WORK INSTRUCTIONS
Look over the entries that follow and work out how many lines contain "ylabel". State the number only.

EXCERPTED RECORDS
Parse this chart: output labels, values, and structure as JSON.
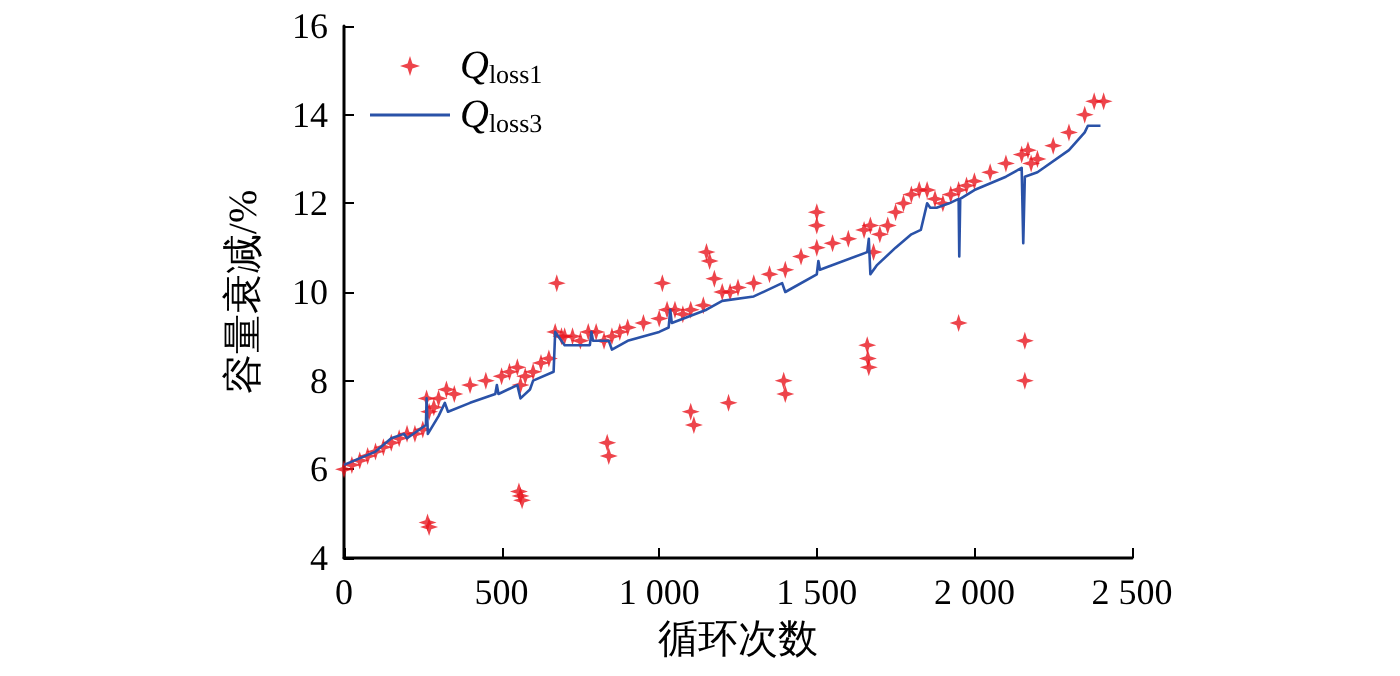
{
  "chart_data": {
    "type": "scatter",
    "xlabel": "循环次数",
    "ylabel": "容量衰减/%",
    "xlim": [
      0,
      2500
    ],
    "ylim": [
      4,
      16
    ],
    "xticks": [
      0,
      500,
      {
        "value": 1000,
        "label": "1 000"
      },
      {
        "value": 1500,
        "label": "1 500"
      },
      {
        "value": 2000,
        "label": "2 000"
      },
      {
        "value": 2500,
        "label": "2 500"
      }
    ],
    "yticks": [
      4,
      6,
      8,
      10,
      12,
      14,
      16
    ],
    "grid": false,
    "legend": "top left",
    "series": [
      {
        "name": "Q$_{loss1}$",
        "type": "scatter",
        "marker": "cross",
        "color": "#e8151e",
        "x": [
          0,
          25,
          50,
          75,
          100,
          125,
          150,
          175,
          200,
          225,
          250,
          262,
          270,
          285,
          300,
          325,
          350,
          400,
          450,
          500,
          525,
          550,
          560,
          575,
          600,
          625,
          650,
          670,
          675,
          690,
          700,
          725,
          750,
          775,
          800,
          825,
          850,
          875,
          900,
          950,
          1000,
          1010,
          1025,
          1050,
          1075,
          1100,
          1140,
          1150,
          1160,
          1175,
          1200,
          1225,
          1250,
          1300,
          1350,
          1400,
          1450,
          1500,
          1500,
          1500,
          1550,
          1600,
          1650,
          1670,
          1680,
          1700,
          1725,
          1750,
          1775,
          1800,
          1825,
          1850,
          1875,
          1900,
          1925,
          1950,
          1975,
          2000,
          2050,
          2100,
          2150,
          2170,
          2180,
          2200,
          2250,
          2300,
          2350,
          2380,
          2410,
          265,
          270,
          555,
          560,
          565,
          835,
          840,
          1100,
          1110,
          1220,
          1395,
          1400,
          1660,
          1662,
          1665,
          1950,
          2160,
          2160
        ],
        "values": [
          6.0,
          6.1,
          6.2,
          6.3,
          6.4,
          6.5,
          6.6,
          6.7,
          6.8,
          6.8,
          6.9,
          7.6,
          7.3,
          7.4,
          7.6,
          7.8,
          7.7,
          7.9,
          8.0,
          8.1,
          8.2,
          8.3,
          7.9,
          8.1,
          8.2,
          8.4,
          8.5,
          9.1,
          10.2,
          9.0,
          9.0,
          9.0,
          8.9,
          9.1,
          9.1,
          8.9,
          9.0,
          9.1,
          9.2,
          9.3,
          9.4,
          10.2,
          9.6,
          9.6,
          9.5,
          9.6,
          9.7,
          10.9,
          10.7,
          10.3,
          10.0,
          10.0,
          10.1,
          10.2,
          10.4,
          10.5,
          10.8,
          11.0,
          11.8,
          11.5,
          11.1,
          11.2,
          11.4,
          11.5,
          10.9,
          11.3,
          11.5,
          11.8,
          12.0,
          12.2,
          12.3,
          12.3,
          12.1,
          12.0,
          12.2,
          12.3,
          12.4,
          12.5,
          12.7,
          12.9,
          13.1,
          13.2,
          12.9,
          13.0,
          13.3,
          13.6,
          14.0,
          14.3,
          14.3,
          4.8,
          4.7,
          5.5,
          5.4,
          5.3,
          6.6,
          6.3,
          7.3,
          7.0,
          7.5,
          8.0,
          7.7,
          8.8,
          8.5,
          8.3,
          9.3,
          8.9,
          8.0
        ]
      },
      {
        "name": "Q$_{loss3}$",
        "type": "line",
        "marker": "none",
        "line_style": "solid",
        "color": "#2a52a8",
        "x": [
          0,
          100,
          150,
          190,
          200,
          260,
          262,
          266,
          300,
          320,
          330,
          400,
          480,
          485,
          490,
          550,
          560,
          590,
          600,
          665,
          670,
          700,
          780,
          785,
          790,
          840,
          850,
          900,
          1000,
          1030,
          1035,
          1040,
          1150,
          1200,
          1300,
          1390,
          1400,
          1500,
          1505,
          1510,
          1660,
          1665,
          1670,
          1690,
          1750,
          1800,
          1830,
          1850,
          1860,
          1880,
          1920,
          1950,
          1952,
          1955,
          2000,
          2100,
          2150,
          2155,
          2160,
          2200,
          2300,
          2350,
          2360,
          2400
        ],
        "values": [
          6.1,
          6.4,
          6.7,
          6.8,
          6.7,
          7.0,
          7.6,
          6.8,
          7.2,
          7.5,
          7.3,
          7.5,
          7.7,
          7.9,
          7.7,
          7.9,
          7.6,
          7.8,
          8.0,
          8.2,
          9.1,
          8.8,
          8.8,
          9.1,
          8.9,
          8.9,
          8.7,
          8.9,
          9.1,
          9.2,
          9.6,
          9.3,
          9.6,
          9.8,
          9.9,
          10.2,
          10.0,
          10.4,
          10.7,
          10.5,
          10.9,
          11.2,
          10.4,
          10.6,
          11.0,
          11.3,
          11.4,
          12.0,
          11.9,
          11.9,
          12.0,
          12.1,
          10.8,
          12.1,
          12.3,
          12.6,
          12.8,
          11.1,
          12.6,
          12.7,
          13.2,
          13.6,
          13.75,
          13.75
        ]
      }
    ]
  }
}
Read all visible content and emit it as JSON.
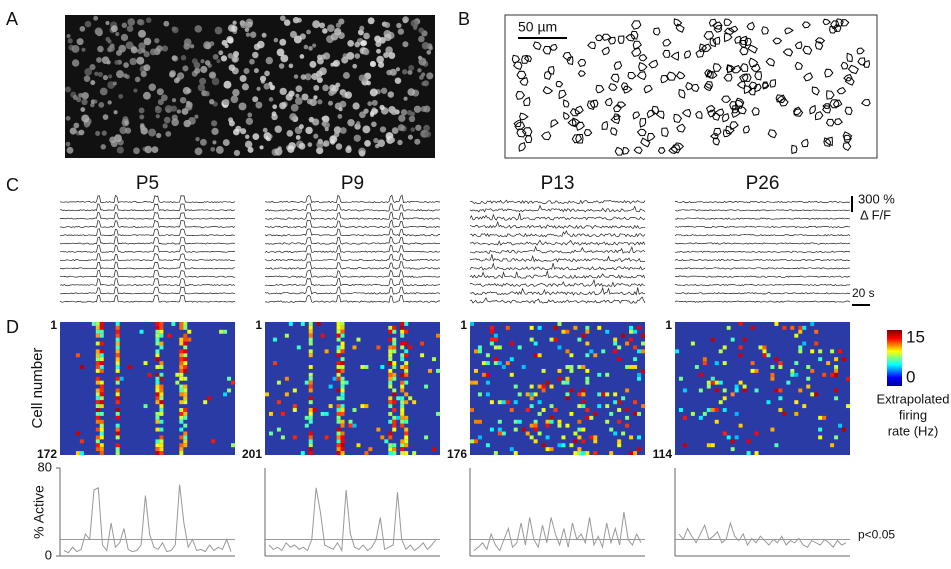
{
  "panels": [
    "A",
    "B",
    "C",
    "D"
  ],
  "scale_bar": "50 µm",
  "ages": [
    "P5",
    "P9",
    "P13",
    "P26"
  ],
  "trace_scale": {
    "amplitude": "300 %",
    "unit": "Δ F/F",
    "time": "20 s"
  },
  "heatmap": {
    "y_label": "Cell number",
    "first": "1",
    "cell_counts": [
      172,
      201,
      176,
      114
    ],
    "colorbar": {
      "max": 15,
      "min": 0,
      "label": [
        "Extrapolated",
        "firing",
        "rate (Hz)"
      ]
    }
  },
  "chart_data": [
    {
      "type": "line",
      "ylabel": "% Active",
      "ylim": [
        0,
        80
      ],
      "yticks": [
        0,
        80
      ],
      "threshold": 15,
      "color": "#999999",
      "categories": [
        null,
        null,
        null,
        null,
        null,
        null,
        null,
        null,
        null,
        null,
        null,
        null,
        null,
        null,
        null,
        null,
        null,
        null,
        null,
        null,
        null,
        null,
        null,
        null,
        null,
        null,
        null,
        null,
        null,
        null,
        null,
        null,
        null,
        null,
        null,
        null,
        null,
        null,
        null,
        null
      ],
      "values": [
        5,
        3,
        8,
        4,
        6,
        20,
        15,
        60,
        62,
        10,
        5,
        30,
        8,
        12,
        25,
        6,
        4,
        5,
        10,
        55,
        20,
        8,
        6,
        12,
        4,
        5,
        10,
        65,
        30,
        8,
        15,
        5,
        6,
        4,
        10,
        5,
        8,
        6,
        15,
        4
      ]
    },
    {
      "type": "line",
      "ylim": [
        0,
        80
      ],
      "threshold": 15,
      "color": "#999999",
      "categories": [
        null,
        null,
        null,
        null,
        null,
        null,
        null,
        null,
        null,
        null,
        null,
        null,
        null,
        null,
        null,
        null,
        null,
        null,
        null,
        null,
        null,
        null,
        null,
        null,
        null,
        null,
        null,
        null,
        null,
        null,
        null,
        null,
        null,
        null,
        null,
        null,
        null,
        null,
        null,
        null
      ],
      "values": [
        10,
        6,
        8,
        5,
        12,
        8,
        10,
        6,
        8,
        5,
        15,
        62,
        40,
        10,
        8,
        6,
        12,
        5,
        60,
        20,
        8,
        6,
        10,
        5,
        8,
        15,
        35,
        6,
        8,
        10,
        58,
        15,
        6,
        10,
        5,
        8,
        12,
        6,
        10,
        15
      ]
    },
    {
      "type": "line",
      "ylim": [
        0,
        80
      ],
      "threshold": 15,
      "color": "#999999",
      "categories": [
        null,
        null,
        null,
        null,
        null,
        null,
        null,
        null,
        null,
        null,
        null,
        null,
        null,
        null,
        null,
        null,
        null,
        null,
        null,
        null,
        null,
        null,
        null,
        null,
        null,
        null,
        null,
        null,
        null,
        null,
        null,
        null,
        null,
        null,
        null,
        null,
        null,
        null,
        null,
        null
      ],
      "values": [
        5,
        8,
        12,
        6,
        20,
        10,
        5,
        15,
        25,
        8,
        12,
        30,
        10,
        35,
        15,
        8,
        28,
        12,
        35,
        20,
        10,
        25,
        8,
        30,
        15,
        20,
        12,
        35,
        10,
        18,
        8,
        30,
        12,
        25,
        10,
        40,
        15,
        10,
        20,
        12
      ]
    },
    {
      "type": "line",
      "ylim": [
        0,
        80
      ],
      "threshold": 15,
      "annotation": "p<0.05",
      "color": "#999999",
      "categories": [
        null,
        null,
        null,
        null,
        null,
        null,
        null,
        null,
        null,
        null,
        null,
        null,
        null,
        null,
        null,
        null,
        null,
        null,
        null,
        null,
        null,
        null,
        null,
        null,
        null,
        null,
        null,
        null,
        null,
        null,
        null,
        null,
        null,
        null,
        null,
        null,
        null,
        null,
        null,
        null
      ],
      "values": [
        20,
        15,
        25,
        18,
        12,
        20,
        28,
        15,
        18,
        22,
        12,
        15,
        30,
        18,
        14,
        20,
        10,
        16,
        12,
        18,
        14,
        10,
        15,
        12,
        18,
        10,
        14,
        12,
        16,
        10,
        8,
        14,
        12,
        10,
        15,
        12,
        8,
        14,
        10,
        12
      ]
    }
  ]
}
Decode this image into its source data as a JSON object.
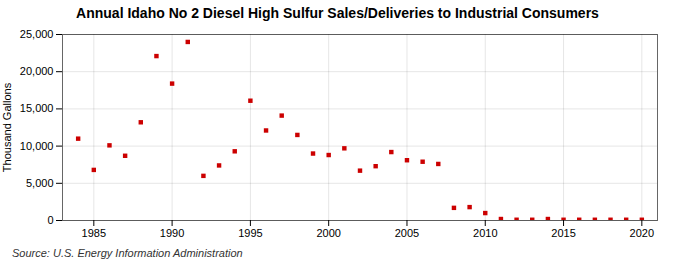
{
  "chart_data": {
    "type": "scatter",
    "title": "Annual Idaho No 2 Diesel High Sulfur Sales/Deliveries to Industrial Consumers",
    "ylabel": "Thousand Gallons",
    "source": "Source: U.S. Energy Information Administration",
    "x": [
      1984,
      1985,
      1986,
      1987,
      1988,
      1989,
      1990,
      1991,
      1992,
      1993,
      1994,
      1995,
      1996,
      1997,
      1998,
      1999,
      2000,
      2001,
      2002,
      2003,
      2004,
      2005,
      2006,
      2007,
      2008,
      2009,
      2010,
      2011,
      2012,
      2013,
      2014,
      2015,
      2016,
      2017,
      2018,
      2019,
      2020
    ],
    "values": [
      11000,
      6800,
      10100,
      8700,
      13200,
      22100,
      18400,
      24000,
      6000,
      7400,
      9300,
      16100,
      12100,
      14100,
      11500,
      9000,
      8800,
      9700,
      6700,
      7300,
      9200,
      8100,
      7900,
      7600,
      1700,
      1800,
      1000,
      200,
      100,
      100,
      200,
      100,
      100,
      100,
      100,
      100,
      100
    ],
    "color": "#cc0000",
    "marker": "square",
    "xlim": [
      1983,
      2021
    ],
    "xticks": [
      1985,
      1990,
      1995,
      2000,
      2005,
      2010,
      2015,
      2020
    ],
    "ylim": [
      0,
      25000
    ],
    "yticks": [
      0,
      {
        "value": 5000,
        "label": "5,000"
      },
      {
        "value": 10000,
        "label": "10,000"
      },
      {
        "value": 15000,
        "label": "15,000"
      },
      {
        "value": 20000,
        "label": "20,000"
      },
      {
        "value": 25000,
        "label": "25,000"
      }
    ],
    "grid": true
  }
}
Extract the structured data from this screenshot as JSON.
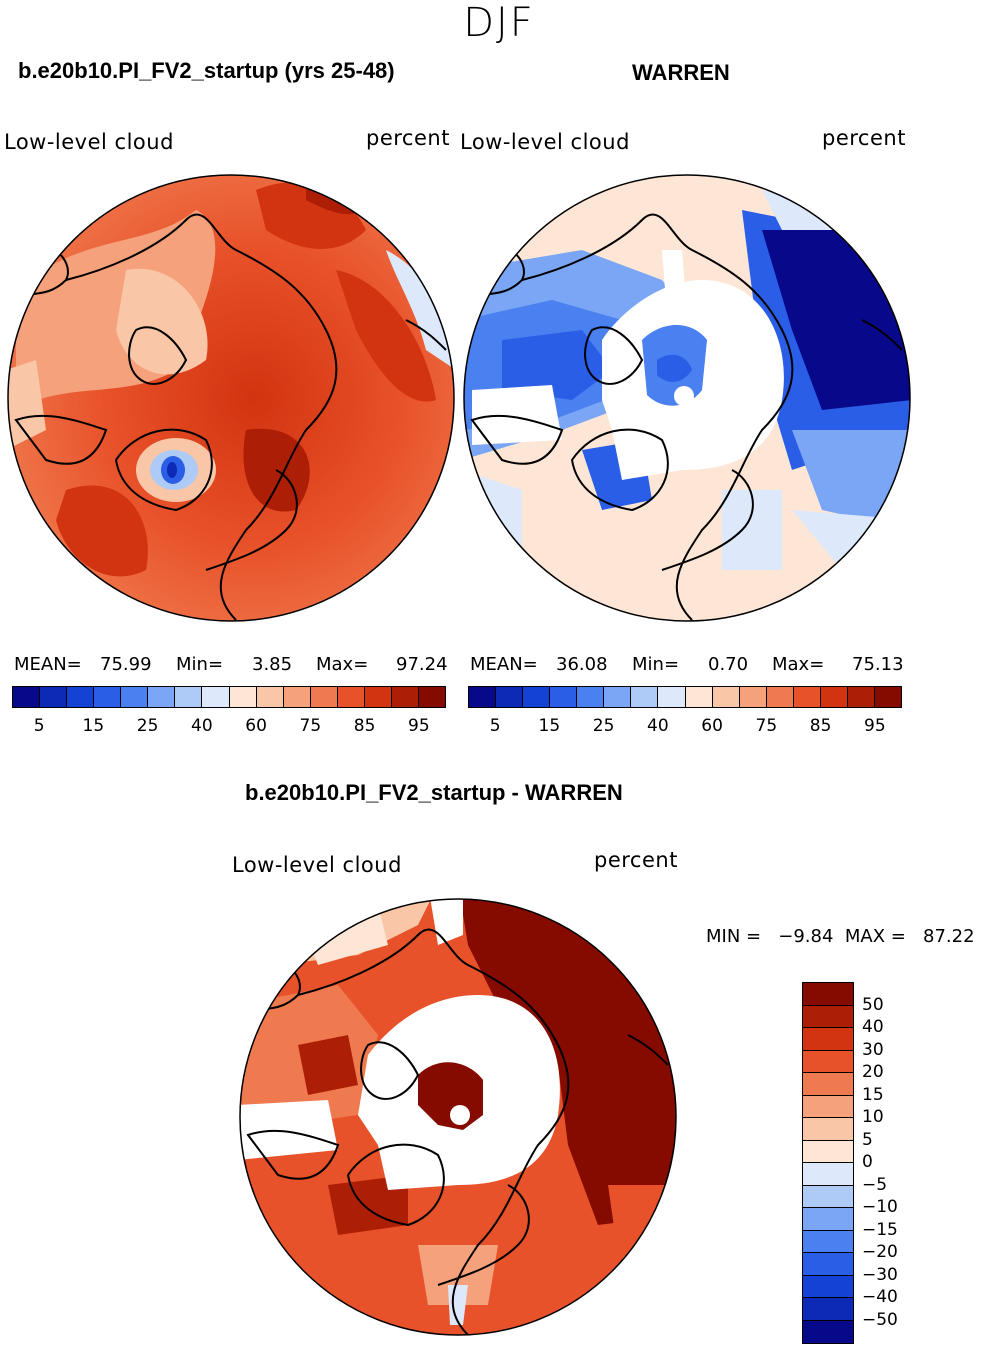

EXERCISE SOLUTION
3